>> begin The data
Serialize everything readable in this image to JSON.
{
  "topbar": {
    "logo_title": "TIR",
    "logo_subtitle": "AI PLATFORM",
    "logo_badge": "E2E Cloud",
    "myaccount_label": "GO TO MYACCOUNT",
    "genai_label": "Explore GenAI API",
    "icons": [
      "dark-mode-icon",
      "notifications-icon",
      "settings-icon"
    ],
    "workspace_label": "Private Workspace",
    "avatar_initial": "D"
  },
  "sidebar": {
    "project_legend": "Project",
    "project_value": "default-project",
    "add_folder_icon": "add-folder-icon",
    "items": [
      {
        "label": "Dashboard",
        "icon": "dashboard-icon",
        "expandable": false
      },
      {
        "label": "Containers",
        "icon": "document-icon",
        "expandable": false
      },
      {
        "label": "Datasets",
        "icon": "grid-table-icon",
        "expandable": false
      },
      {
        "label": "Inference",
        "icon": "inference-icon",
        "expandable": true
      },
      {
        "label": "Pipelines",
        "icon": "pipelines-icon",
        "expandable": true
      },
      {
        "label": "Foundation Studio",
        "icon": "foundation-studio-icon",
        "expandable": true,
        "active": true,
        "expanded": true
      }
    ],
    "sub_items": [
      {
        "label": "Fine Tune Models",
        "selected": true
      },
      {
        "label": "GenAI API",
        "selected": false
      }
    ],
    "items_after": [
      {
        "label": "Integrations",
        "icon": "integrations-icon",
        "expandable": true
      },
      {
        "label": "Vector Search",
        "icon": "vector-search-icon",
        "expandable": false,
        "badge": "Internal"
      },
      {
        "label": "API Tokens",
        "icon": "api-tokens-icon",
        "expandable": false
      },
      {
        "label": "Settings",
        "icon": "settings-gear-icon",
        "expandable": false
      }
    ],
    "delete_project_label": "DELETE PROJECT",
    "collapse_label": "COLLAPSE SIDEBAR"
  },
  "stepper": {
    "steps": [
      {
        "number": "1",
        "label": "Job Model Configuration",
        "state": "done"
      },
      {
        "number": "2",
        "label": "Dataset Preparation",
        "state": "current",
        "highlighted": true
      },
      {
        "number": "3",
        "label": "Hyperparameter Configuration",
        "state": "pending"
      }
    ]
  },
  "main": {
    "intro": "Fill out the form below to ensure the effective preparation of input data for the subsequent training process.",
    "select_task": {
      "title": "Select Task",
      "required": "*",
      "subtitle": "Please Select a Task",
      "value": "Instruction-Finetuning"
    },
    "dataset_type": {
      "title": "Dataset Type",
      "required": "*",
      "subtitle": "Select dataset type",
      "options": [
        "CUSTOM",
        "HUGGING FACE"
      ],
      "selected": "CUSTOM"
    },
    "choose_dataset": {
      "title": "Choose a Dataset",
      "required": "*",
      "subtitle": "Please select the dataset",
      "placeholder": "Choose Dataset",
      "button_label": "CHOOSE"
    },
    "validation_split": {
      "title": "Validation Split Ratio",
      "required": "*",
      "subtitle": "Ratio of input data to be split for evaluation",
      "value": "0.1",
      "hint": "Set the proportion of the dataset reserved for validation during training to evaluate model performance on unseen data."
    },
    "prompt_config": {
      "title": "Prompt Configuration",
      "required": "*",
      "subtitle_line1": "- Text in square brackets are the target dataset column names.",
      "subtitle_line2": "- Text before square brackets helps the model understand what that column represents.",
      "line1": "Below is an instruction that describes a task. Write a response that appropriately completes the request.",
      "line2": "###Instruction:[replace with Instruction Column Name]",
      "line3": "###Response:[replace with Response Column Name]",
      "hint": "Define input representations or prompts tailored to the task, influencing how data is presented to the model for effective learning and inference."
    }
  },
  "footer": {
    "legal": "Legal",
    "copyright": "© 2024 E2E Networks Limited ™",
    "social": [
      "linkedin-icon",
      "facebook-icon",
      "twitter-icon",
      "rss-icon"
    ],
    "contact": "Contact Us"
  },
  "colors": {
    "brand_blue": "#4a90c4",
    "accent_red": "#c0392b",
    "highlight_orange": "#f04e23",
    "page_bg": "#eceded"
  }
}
>> end The data
Instructions to follow
All the entries above need to be reproduced exactly.

Result
Serialize everything readable in this image to JSON.
{
  "topbar": {
    "logo_title": "TIR",
    "logo_subtitle": "AI PLATFORM",
    "logo_badge": "E2E Cloud",
    "myaccount_label": "GO TO MYACCOUNT",
    "genai_label": "Explore GenAI API",
    "icons": [
      "dark-mode-icon",
      "notifications-icon",
      "settings-icon"
    ],
    "workspace_label": "Private Workspace",
    "avatar_initial": "D"
  },
  "sidebar": {
    "project_legend": "Project",
    "project_value": "default-project",
    "add_folder_icon": "add-folder-icon",
    "items": [
      {
        "label": "Dashboard",
        "icon": "dashboard-icon",
        "expandable": false
      },
      {
        "label": "Containers",
        "icon": "document-icon",
        "expandable": false
      },
      {
        "label": "Datasets",
        "icon": "grid-table-icon",
        "expandable": false
      },
      {
        "label": "Inference",
        "icon": "inference-icon",
        "expandable": true
      },
      {
        "label": "Pipelines",
        "icon": "pipelines-icon",
        "expandable": true
      },
      {
        "label": "Foundation Studio",
        "icon": "foundation-studio-icon",
        "expandable": true,
        "active": true,
        "expanded": true
      }
    ],
    "sub_items": [
      {
        "label": "Fine Tune Models",
        "selected": true
      },
      {
        "label": "GenAI API",
        "selected": false
      }
    ],
    "items_after": [
      {
        "label": "Integrations",
        "icon": "integrations-icon",
        "expandable": true
      },
      {
        "label": "Vector Search",
        "icon": "vector-search-icon",
        "expandable": false,
        "badge": "Internal"
      },
      {
        "label": "API Tokens",
        "icon": "api-tokens-icon",
        "expandable": false
      },
      {
        "label": "Settings",
        "icon": "settings-gear-icon",
        "expandable": false
      }
    ],
    "delete_project_label": "DELETE PROJECT",
    "collapse_label": "COLLAPSE SIDEBAR"
  },
  "stepper": {
    "steps": [
      {
        "number": "1",
        "label": "Job Model Configuration",
        "state": "done"
      },
      {
        "number": "2",
        "label": "Dataset Preparation",
        "state": "current",
        "highlighted": true
      },
      {
        "number": "3",
        "label": "Hyperparameter Configuration",
        "state": "pending"
      }
    ]
  },
  "main": {
    "intro": "Fill out the form below to ensure the effective preparation of input data for the subsequent training process.",
    "select_task": {
      "title": "Select Task",
      "required": "*",
      "subtitle": "Please Select a Task",
      "value": "Instruction-Finetuning"
    },
    "dataset_type": {
      "title": "Dataset Type",
      "required": "*",
      "subtitle": "Select dataset type",
      "options": [
        "CUSTOM",
        "HUGGING FACE"
      ],
      "selected": "CUSTOM"
    },
    "choose_dataset": {
      "title": "Choose a Dataset",
      "required": "*",
      "subtitle": "Please select the dataset",
      "placeholder": "Choose Dataset",
      "button_label": "CHOOSE"
    },
    "validation_split": {
      "title": "Validation Split Ratio",
      "required": "*",
      "subtitle": "Ratio of input data to be split for evaluation",
      "value": "0.1",
      "hint": "Set the proportion of the dataset reserved for validation during training to evaluate model performance on unseen data."
    },
    "prompt_config": {
      "title": "Prompt Configuration",
      "required": "*",
      "subtitle_line1": "- Text in square brackets are the target dataset column names.",
      "subtitle_line2": "- Text before square brackets helps the model understand what that column represents.",
      "line1": "Below is an instruction that describes a task. Write a response that appropriately completes the request.",
      "line2": "###Instruction:[replace with Instruction Column Name]",
      "line3": "###Response:[replace with Response Column Name]",
      "hint": "Define input representations or prompts tailored to the task, influencing how data is presented to the model for effective learning and inference."
    }
  },
  "footer": {
    "legal": "Legal",
    "copyright": "© 2024 E2E Networks Limited ™",
    "social": [
      "linkedin-icon",
      "facebook-icon",
      "twitter-icon",
      "rss-icon"
    ],
    "contact": "Contact Us"
  },
  "colors": {
    "brand_blue": "#4a90c4",
    "accent_red": "#c0392b",
    "highlight_orange": "#f04e23",
    "page_bg": "#eceded"
  }
}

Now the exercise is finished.